(Given records):
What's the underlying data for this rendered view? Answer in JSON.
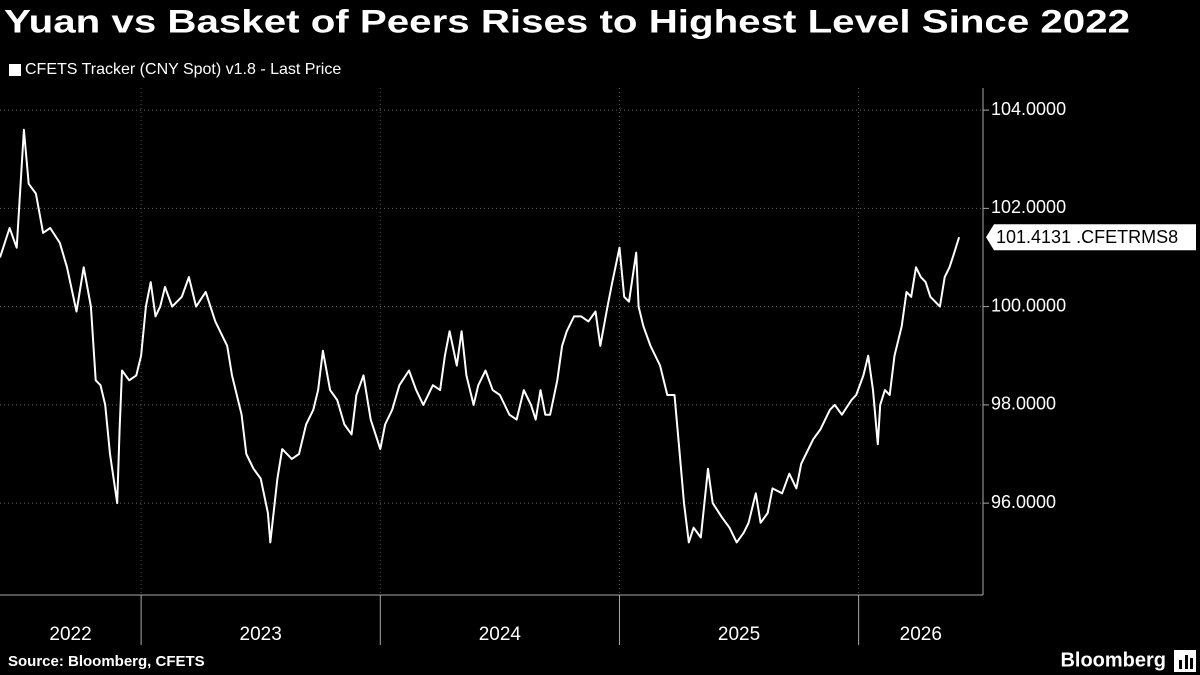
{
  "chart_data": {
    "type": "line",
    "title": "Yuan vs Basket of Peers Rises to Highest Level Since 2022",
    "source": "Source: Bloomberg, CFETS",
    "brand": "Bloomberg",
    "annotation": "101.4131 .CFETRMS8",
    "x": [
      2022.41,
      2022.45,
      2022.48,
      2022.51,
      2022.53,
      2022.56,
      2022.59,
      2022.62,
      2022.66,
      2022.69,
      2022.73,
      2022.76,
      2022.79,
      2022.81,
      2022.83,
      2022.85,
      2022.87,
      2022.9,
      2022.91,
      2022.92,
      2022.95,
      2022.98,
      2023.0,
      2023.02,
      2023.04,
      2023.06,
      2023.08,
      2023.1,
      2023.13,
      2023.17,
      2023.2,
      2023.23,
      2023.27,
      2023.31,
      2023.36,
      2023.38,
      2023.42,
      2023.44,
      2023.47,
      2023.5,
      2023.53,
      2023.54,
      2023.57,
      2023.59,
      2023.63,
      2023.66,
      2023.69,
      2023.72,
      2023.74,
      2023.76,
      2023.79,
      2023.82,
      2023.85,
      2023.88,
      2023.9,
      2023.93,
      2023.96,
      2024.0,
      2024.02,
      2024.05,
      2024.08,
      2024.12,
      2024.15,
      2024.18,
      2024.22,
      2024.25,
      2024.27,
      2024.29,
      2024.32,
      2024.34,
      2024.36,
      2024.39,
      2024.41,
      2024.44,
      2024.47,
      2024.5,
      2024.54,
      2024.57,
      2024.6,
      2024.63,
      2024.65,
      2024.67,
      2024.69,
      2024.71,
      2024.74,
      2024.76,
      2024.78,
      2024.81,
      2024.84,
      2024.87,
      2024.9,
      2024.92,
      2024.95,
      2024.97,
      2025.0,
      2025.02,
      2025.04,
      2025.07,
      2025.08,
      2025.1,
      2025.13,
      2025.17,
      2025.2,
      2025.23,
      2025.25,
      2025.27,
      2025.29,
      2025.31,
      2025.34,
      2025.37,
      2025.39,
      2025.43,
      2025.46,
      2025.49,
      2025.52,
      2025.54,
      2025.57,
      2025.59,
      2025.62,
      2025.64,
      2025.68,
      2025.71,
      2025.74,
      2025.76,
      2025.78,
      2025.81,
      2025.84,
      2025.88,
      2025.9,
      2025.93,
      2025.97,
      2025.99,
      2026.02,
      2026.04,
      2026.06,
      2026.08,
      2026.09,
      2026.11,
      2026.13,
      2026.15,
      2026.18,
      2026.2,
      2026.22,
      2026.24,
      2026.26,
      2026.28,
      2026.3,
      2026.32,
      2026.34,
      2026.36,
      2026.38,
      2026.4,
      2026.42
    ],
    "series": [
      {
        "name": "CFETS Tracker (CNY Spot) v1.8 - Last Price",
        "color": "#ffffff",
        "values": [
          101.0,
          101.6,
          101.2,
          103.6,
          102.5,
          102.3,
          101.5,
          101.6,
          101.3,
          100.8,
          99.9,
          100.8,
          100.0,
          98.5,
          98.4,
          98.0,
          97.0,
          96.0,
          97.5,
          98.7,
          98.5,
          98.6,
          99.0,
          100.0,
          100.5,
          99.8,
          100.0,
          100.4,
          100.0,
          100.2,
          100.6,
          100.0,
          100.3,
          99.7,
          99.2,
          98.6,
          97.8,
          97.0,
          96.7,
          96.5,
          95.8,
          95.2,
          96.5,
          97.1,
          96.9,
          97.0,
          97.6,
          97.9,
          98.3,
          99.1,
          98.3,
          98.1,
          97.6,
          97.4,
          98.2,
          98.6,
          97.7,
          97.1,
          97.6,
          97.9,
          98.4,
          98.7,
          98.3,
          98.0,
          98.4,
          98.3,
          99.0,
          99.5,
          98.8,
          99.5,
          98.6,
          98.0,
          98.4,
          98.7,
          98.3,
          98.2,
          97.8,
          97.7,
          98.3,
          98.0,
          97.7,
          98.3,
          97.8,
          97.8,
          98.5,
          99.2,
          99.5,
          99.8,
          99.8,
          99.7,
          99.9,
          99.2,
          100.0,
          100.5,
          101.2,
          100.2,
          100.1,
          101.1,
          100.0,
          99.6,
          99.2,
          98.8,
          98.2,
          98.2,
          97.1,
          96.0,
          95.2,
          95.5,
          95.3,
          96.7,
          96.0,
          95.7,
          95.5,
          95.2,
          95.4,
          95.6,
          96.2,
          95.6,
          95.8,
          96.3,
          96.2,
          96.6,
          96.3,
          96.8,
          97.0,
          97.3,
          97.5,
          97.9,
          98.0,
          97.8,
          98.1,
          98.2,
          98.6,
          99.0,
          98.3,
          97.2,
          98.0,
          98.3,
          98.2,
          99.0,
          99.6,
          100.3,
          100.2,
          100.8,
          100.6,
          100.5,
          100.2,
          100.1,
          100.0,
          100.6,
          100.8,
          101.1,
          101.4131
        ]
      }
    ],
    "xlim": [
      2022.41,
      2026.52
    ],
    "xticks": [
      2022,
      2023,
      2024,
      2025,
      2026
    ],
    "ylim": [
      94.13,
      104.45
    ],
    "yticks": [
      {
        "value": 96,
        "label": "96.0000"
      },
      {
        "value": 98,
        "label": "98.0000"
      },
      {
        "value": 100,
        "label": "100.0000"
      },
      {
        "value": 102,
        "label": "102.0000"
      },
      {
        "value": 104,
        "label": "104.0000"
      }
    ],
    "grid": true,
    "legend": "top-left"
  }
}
==
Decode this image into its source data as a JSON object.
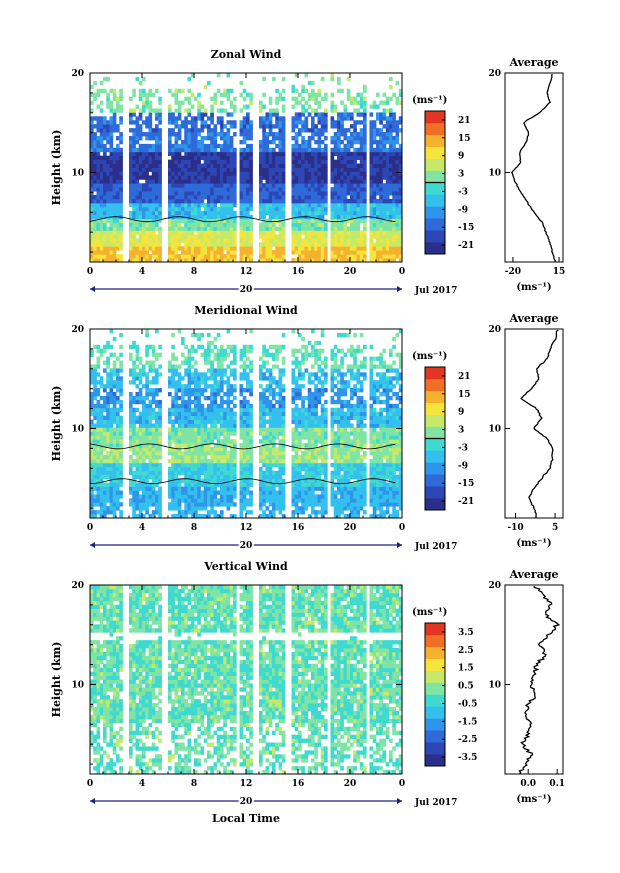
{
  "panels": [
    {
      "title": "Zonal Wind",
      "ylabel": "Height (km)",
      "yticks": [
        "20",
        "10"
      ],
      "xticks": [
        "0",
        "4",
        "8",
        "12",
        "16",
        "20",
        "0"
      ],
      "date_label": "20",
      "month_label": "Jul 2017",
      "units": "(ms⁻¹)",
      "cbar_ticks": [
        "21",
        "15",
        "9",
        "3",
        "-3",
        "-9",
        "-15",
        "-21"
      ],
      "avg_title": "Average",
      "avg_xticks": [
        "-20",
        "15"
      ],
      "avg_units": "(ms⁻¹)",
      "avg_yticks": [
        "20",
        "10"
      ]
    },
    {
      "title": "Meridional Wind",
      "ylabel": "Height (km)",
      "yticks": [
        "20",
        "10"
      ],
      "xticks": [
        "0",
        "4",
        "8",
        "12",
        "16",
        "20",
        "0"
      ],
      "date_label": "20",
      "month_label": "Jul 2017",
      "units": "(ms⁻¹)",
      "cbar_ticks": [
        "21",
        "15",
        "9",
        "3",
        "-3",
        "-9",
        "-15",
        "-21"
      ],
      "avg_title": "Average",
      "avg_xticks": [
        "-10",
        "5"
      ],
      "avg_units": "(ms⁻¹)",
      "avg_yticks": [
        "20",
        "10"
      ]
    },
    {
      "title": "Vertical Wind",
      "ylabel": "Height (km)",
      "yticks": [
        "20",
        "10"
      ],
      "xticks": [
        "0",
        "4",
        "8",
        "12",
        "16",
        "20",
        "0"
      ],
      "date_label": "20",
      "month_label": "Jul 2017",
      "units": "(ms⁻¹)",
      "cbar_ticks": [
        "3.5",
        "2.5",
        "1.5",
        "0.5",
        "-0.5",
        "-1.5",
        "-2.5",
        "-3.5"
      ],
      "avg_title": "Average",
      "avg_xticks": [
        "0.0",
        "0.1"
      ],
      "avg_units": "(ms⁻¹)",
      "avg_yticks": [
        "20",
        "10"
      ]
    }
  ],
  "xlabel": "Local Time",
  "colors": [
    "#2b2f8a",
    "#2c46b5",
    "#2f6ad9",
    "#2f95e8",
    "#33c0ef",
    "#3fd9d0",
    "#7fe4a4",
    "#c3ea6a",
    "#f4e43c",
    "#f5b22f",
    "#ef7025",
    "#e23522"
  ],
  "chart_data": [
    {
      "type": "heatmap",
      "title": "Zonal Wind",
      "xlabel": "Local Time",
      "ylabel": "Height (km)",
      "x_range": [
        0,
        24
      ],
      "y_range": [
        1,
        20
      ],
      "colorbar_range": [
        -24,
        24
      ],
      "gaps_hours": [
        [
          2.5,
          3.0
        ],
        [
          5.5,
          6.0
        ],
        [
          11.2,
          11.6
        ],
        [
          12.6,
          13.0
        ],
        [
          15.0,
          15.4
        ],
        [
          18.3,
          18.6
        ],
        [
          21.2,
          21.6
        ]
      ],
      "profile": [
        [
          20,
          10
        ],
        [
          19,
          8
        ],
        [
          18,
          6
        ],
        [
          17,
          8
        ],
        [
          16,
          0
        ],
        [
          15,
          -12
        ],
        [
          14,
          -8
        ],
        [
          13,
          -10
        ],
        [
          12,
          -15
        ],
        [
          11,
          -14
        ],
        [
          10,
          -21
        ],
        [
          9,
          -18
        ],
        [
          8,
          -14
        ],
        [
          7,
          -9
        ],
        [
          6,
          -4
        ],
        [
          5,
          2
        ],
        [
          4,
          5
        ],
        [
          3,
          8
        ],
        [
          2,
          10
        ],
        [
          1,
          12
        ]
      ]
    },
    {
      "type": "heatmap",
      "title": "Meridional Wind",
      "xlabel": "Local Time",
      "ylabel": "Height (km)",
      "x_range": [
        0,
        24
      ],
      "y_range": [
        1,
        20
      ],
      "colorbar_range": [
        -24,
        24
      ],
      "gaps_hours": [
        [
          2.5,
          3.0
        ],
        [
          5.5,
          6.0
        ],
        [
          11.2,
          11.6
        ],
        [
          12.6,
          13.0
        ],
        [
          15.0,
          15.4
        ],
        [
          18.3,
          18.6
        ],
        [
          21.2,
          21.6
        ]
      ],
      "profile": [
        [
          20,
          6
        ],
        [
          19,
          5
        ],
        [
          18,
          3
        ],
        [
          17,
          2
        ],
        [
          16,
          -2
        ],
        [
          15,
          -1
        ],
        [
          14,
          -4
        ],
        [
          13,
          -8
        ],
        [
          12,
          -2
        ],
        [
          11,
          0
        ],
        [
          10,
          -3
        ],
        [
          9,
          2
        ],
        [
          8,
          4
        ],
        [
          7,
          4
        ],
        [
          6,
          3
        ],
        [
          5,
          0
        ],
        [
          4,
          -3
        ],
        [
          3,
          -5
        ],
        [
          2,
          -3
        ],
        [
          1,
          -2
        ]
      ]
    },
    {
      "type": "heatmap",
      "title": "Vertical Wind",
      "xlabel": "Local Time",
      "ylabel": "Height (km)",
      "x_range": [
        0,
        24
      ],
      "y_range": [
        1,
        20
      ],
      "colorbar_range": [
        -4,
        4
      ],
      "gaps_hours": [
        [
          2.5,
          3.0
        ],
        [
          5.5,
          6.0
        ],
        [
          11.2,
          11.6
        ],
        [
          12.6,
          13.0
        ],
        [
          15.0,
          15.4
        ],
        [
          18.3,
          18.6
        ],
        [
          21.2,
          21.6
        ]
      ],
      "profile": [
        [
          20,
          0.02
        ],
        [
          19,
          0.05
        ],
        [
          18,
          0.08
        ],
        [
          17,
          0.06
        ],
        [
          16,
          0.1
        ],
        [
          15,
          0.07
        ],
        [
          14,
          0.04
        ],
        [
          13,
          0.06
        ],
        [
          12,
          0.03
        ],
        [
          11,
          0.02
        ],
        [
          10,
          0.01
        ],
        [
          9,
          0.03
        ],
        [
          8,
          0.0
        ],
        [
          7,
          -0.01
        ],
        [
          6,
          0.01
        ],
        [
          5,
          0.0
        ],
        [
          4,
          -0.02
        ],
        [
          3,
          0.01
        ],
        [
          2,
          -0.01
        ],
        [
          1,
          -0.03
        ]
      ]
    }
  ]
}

(Exercise instructions): Write out every line of the preceding listing that contains "source".

(Correct result):
    "source": "Source: Bloomberg, CFETS",
Decode this image into its source data as a JSON object.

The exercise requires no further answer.